__Given exercise__
In the listing below, find every line with the string "into" and pull it out.

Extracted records
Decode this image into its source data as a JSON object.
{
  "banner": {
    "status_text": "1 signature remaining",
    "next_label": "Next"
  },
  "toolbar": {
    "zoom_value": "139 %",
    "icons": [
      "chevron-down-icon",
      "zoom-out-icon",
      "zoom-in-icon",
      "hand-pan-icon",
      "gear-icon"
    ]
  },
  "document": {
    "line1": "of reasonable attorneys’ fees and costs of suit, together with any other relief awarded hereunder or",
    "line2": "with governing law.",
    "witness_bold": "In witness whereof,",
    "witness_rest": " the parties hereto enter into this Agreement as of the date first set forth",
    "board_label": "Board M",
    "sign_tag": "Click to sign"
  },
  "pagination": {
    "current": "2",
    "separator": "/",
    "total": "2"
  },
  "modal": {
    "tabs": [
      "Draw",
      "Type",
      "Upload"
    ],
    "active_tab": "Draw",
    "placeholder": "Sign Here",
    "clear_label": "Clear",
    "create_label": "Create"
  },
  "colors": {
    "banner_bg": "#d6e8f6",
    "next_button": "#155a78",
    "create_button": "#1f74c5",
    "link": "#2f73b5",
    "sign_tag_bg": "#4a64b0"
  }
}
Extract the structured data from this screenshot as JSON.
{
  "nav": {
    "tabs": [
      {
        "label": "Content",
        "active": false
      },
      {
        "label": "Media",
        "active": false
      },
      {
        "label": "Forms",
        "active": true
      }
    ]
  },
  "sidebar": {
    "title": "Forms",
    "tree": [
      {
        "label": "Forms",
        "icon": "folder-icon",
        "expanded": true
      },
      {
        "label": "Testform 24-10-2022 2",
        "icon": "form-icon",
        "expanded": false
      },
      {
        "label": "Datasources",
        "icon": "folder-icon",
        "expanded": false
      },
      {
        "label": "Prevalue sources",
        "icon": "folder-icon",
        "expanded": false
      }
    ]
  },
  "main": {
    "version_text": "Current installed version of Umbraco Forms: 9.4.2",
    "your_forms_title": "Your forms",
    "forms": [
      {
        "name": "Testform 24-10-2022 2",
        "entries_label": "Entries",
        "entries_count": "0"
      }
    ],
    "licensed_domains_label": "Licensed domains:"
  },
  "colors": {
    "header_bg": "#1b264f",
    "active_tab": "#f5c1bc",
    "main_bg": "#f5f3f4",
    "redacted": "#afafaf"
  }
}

__Exercise result__
Decode this image into its source data as a JSON object.
    "witness_rest": " the parties hereto enter into this Agreement as of the date first set forth",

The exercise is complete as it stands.